* [Exercise goal] Retype, word for word, the portion of the post on compressing JavaScript and CSS that lies between "For example on" and "total page weight.", inclusive.

* [Excerpt]
When your building fancy AJAX websites one thing that tends to happen is you end up loading amounts of JavaScript and CSS on your pages. And while browsers are smart and do a lot of client side caching you can’t get rid of that weight on your first page load.
For example on my blog I have about 60K of JavaScript and 10K of CSS. Now this isn’t horrible but when you figure images and 90K of HTML it doesn’t take long to get to my 200K total page weight.
There are a lot of various approaches for cutting down the size of JavaScript and CSS. Some of the common ones are removing whitespace and comments for JS and CSS, or using scripts which use alternate smaller syntaxes. There are a couple problems with this approach first it just doesn’t save as much space as I’d like, you can cut 60K of JavaScript down to 30K but not 10K. Second it makes debugging horrible, every JavaScript or CSS error comes from line 1 or the file.
There is a better approach and it comes from a technology in our browsers called Content Encoding. With the right headers we can send gzip’d content to the browser and it will automatically uncompress it. All modern browsers support this so its a huge win.
So now we have figure out how to compress our content, the simplest option for static files is Apache’s mod_deflate since chances are its already installed and you can enable it with a couple minutes of poking around in your httpd conf file. But it does have the disadvantage of recompressing the files for each request so it uses up some extra cpu.
mod_gzip has a similar feature set to mod_deflate with the addition of the ability to cache the compressed files but what I really want is a solution that can run on any run of the mill apache server.

* [Supplied information]
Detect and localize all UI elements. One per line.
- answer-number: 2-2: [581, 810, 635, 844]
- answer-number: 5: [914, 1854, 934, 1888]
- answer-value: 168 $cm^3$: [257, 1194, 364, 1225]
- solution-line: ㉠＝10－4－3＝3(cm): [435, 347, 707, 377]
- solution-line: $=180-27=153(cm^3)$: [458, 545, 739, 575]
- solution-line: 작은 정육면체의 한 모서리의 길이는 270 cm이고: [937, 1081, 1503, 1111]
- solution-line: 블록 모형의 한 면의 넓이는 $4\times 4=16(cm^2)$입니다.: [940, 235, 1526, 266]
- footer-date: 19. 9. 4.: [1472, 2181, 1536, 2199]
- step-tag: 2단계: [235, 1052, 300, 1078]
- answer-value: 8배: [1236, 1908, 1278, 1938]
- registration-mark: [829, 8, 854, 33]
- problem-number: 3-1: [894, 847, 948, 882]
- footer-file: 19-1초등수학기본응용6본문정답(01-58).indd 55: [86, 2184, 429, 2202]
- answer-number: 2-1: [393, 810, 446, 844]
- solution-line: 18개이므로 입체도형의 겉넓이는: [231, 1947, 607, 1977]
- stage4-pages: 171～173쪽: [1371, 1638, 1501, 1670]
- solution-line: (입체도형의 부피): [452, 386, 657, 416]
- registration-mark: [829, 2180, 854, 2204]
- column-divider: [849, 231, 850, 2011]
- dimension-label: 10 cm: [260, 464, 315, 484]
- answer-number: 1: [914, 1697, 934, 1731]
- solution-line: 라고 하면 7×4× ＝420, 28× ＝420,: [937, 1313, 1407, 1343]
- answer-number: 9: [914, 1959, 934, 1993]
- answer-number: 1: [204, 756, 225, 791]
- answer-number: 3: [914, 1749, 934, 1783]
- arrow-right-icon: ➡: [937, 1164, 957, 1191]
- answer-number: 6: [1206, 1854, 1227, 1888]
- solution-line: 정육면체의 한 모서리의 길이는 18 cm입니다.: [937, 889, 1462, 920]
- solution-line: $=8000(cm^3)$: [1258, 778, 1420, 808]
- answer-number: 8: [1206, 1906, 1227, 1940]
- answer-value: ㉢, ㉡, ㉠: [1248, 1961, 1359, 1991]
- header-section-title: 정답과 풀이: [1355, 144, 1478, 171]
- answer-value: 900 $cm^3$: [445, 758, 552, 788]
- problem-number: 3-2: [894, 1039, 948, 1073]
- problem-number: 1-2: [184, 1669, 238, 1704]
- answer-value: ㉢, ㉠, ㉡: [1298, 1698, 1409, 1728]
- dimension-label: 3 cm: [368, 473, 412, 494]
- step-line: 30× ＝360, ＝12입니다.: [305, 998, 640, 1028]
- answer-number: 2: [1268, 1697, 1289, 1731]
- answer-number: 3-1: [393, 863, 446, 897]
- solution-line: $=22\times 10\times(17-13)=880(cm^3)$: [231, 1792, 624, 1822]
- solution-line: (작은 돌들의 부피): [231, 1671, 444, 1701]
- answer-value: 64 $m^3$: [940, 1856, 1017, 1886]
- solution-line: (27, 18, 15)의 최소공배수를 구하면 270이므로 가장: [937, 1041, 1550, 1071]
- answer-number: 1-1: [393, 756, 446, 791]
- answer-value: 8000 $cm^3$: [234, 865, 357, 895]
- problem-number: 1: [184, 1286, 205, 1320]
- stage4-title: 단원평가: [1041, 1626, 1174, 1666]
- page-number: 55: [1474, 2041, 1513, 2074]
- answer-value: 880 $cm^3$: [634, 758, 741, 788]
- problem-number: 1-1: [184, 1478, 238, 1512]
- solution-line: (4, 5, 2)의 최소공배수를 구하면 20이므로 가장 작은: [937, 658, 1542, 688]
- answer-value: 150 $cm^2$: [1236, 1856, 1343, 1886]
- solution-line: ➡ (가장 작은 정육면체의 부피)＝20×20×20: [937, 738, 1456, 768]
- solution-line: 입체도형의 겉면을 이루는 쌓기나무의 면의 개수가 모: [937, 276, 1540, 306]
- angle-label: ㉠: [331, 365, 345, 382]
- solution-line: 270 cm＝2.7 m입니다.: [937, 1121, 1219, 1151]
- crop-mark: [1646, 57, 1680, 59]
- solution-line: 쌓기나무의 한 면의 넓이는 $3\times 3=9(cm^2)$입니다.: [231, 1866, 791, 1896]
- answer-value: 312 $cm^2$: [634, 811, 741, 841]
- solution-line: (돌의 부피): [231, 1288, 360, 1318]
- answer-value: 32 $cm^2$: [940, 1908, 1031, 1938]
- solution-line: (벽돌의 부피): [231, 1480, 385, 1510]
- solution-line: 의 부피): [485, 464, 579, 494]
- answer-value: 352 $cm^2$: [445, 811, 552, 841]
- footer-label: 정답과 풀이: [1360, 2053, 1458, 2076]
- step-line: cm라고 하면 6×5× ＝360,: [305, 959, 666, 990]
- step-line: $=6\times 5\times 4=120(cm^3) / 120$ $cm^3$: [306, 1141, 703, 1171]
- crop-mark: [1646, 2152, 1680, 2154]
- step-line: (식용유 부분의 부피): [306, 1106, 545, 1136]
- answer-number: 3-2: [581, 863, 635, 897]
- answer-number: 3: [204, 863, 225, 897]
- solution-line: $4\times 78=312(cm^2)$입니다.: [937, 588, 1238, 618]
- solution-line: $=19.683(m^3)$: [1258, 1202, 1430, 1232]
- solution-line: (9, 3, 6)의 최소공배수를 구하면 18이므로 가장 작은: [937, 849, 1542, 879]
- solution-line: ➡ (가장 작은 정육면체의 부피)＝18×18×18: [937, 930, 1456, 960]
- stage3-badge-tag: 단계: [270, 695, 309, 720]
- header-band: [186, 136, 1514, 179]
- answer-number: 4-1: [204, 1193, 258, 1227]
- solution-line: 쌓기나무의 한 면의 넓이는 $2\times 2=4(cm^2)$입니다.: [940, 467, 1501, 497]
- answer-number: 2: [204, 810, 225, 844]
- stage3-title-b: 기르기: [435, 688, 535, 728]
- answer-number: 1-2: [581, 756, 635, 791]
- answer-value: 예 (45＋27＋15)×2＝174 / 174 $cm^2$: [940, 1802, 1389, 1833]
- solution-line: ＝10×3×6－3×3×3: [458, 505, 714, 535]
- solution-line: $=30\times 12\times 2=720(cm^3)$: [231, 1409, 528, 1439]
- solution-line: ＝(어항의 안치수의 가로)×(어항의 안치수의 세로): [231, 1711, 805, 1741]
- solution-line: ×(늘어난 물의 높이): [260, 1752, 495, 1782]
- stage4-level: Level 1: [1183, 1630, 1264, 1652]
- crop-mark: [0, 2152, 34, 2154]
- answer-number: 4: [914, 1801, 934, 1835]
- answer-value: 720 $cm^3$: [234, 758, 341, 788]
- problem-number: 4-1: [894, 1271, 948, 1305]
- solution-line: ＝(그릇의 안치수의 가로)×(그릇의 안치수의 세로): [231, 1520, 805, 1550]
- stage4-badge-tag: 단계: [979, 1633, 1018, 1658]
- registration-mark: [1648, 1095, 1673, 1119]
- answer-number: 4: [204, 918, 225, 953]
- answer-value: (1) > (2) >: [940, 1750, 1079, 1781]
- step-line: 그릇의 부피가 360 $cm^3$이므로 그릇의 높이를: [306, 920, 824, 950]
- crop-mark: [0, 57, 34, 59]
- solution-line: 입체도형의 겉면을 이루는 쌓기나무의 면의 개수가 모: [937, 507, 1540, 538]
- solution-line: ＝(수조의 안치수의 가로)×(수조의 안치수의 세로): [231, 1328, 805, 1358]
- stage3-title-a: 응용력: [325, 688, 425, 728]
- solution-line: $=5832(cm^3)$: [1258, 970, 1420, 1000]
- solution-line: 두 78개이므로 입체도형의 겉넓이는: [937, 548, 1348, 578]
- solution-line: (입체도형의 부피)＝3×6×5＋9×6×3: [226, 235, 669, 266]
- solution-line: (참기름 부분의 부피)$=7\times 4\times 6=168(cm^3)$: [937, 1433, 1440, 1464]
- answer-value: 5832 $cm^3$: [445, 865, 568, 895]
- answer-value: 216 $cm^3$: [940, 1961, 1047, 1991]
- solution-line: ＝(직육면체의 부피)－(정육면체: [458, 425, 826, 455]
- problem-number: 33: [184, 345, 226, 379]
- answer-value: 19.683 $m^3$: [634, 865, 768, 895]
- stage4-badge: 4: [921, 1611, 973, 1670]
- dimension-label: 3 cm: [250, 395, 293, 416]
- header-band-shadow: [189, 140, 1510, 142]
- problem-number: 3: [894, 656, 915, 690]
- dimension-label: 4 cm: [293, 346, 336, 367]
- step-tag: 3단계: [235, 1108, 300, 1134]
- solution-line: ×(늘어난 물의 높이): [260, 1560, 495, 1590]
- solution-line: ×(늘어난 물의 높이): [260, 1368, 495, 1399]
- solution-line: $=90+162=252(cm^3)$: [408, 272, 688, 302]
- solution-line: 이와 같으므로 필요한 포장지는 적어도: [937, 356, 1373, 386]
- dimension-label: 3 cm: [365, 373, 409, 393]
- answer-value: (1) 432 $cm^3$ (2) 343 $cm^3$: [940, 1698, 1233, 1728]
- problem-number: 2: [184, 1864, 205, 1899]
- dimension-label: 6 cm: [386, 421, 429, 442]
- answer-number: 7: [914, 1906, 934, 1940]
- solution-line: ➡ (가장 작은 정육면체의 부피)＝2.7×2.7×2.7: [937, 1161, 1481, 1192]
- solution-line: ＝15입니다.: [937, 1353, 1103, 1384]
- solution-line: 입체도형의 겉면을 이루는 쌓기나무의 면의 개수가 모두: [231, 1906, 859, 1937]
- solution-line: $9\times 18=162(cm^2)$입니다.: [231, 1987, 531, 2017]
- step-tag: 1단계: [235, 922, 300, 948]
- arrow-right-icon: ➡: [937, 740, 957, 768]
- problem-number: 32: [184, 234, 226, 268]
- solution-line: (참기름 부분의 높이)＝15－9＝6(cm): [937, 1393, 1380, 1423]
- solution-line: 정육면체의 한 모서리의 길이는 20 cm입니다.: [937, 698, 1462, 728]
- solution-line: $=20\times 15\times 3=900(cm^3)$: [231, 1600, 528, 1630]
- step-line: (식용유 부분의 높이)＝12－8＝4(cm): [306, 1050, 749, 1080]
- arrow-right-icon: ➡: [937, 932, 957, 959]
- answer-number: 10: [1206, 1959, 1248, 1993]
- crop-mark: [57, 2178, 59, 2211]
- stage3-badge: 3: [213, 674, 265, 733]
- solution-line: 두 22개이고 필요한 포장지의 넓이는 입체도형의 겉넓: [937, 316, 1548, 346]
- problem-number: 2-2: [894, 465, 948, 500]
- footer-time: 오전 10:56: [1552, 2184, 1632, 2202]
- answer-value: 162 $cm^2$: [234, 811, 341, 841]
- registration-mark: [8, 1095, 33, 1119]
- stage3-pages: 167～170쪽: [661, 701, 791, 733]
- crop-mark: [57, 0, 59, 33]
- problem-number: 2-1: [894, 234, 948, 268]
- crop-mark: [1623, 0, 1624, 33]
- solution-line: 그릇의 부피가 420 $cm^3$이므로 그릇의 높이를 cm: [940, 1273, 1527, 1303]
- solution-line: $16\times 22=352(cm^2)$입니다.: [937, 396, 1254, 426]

* [Response to the task]
For example on my blog I have about 60K of JavaScript and 10K of CSS. Now this isn’t horrible but when you figure images and 90K of HTML it doesn’t take long to get to my 200K total page weight.